● INFORMATION SUPPLIED:
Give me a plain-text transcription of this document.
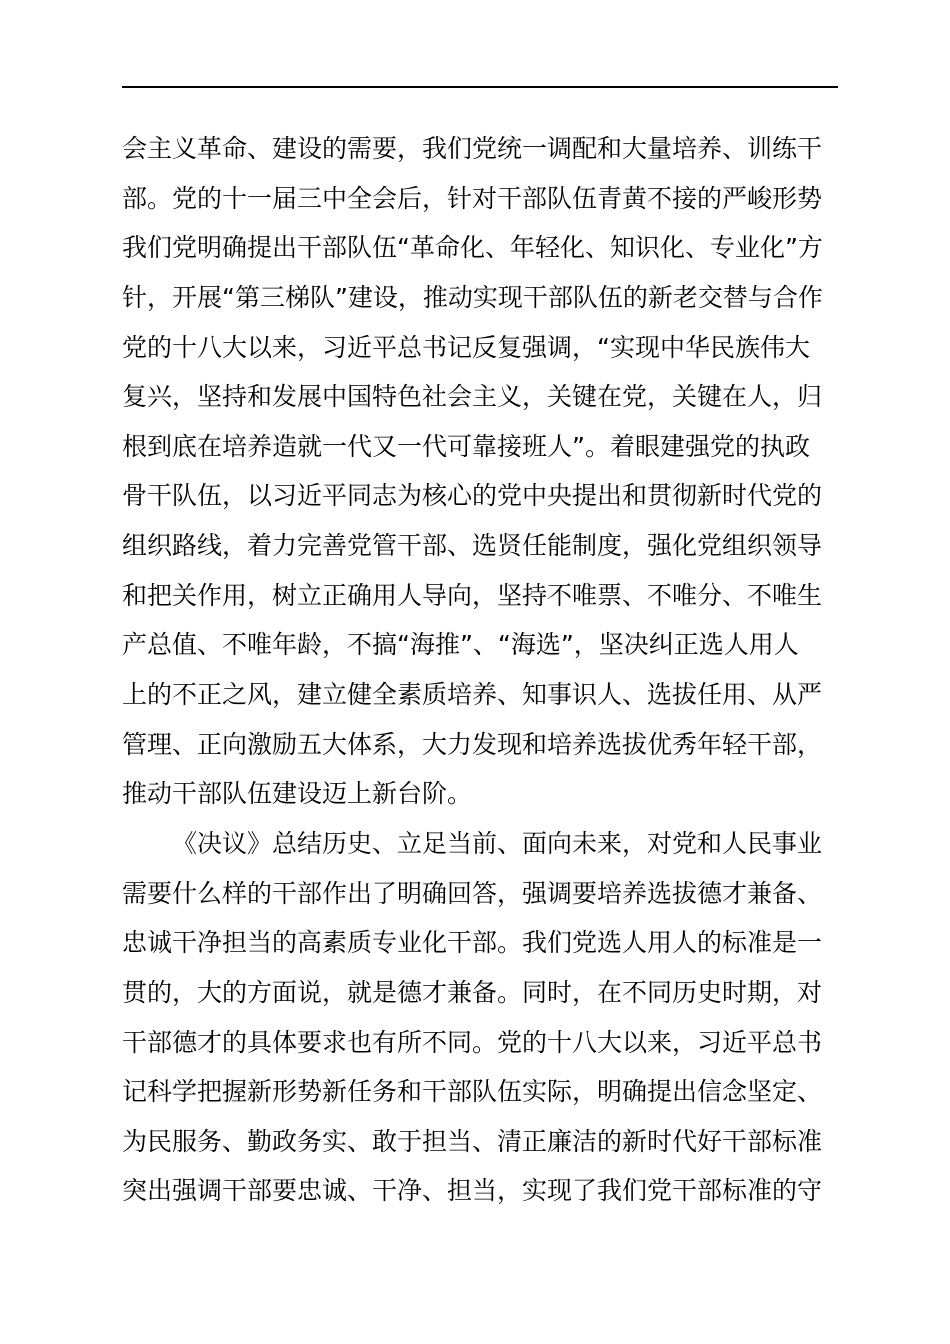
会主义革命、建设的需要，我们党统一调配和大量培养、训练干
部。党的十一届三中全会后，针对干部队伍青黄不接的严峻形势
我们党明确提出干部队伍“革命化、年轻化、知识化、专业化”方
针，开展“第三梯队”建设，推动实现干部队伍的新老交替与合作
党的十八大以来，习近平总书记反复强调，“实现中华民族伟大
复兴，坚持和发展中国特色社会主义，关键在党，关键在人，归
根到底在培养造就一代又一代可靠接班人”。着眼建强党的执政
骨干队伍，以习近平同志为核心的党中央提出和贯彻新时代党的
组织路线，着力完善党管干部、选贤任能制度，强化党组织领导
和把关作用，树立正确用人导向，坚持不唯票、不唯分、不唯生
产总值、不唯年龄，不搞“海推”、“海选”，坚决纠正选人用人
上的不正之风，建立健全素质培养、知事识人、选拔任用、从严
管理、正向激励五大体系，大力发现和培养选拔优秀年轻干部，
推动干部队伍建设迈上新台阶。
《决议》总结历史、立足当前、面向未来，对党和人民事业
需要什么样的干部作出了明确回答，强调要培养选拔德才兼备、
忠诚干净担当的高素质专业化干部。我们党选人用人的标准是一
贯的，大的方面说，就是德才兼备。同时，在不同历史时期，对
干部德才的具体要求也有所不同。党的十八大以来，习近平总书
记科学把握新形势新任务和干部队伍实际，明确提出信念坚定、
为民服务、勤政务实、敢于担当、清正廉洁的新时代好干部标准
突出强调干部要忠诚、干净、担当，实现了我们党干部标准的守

● WHAT TO WORK ON: Copy out each record shown above without alteration, skipping any picture.

● TASK ANSWER:
Give me a plain-text transcription of this document.
会主义革命、建设的需要，我们党统一调配和大量培养、训练干
部。党的十一届三中全会后，针对干部队伍青黄不接的严峻形势
我们党明确提出干部队伍“革命化、年轻化、知识化、专业化”方
针，开展“第三梯队”建设，推动实现干部队伍的新老交替与合作
党的十八大以来，习近平总书记反复强调，“实现中华民族伟大
复兴，坚持和发展中国特色社会主义，关键在党，关键在人，归
根到底在培养造就一代又一代可靠接班人”。着眼建强党的执政
骨干队伍，以习近平同志为核心的党中央提出和贯彻新时代党的
组织路线，着力完善党管干部、选贤任能制度，强化党组织领导
和把关作用，树立正确用人导向，坚持不唯票、不唯分、不唯生
产总值、不唯年龄，不搞“海推”、“海选”，坚决纠正选人用人
上的不正之风，建立健全素质培养、知事识人、选拔任用、从严
管理、正向激励五大体系，大力发现和培养选拔优秀年轻干部，
推动干部队伍建设迈上新台阶。
《决议》总结历史、立足当前、面向未来，对党和人民事业
需要什么样的干部作出了明确回答，强调要培养选拔德才兼备、
忠诚干净担当的高素质专业化干部。我们党选人用人的标准是一
贯的，大的方面说，就是德才兼备。同时，在不同历史时期，对
干部德才的具体要求也有所不同。党的十八大以来，习近平总书
记科学把握新形势新任务和干部队伍实际，明确提出信念坚定、
为民服务、勤政务实、敢于担当、清正廉洁的新时代好干部标准
突出强调干部要忠诚、干净、担当，实现了我们党干部标准的守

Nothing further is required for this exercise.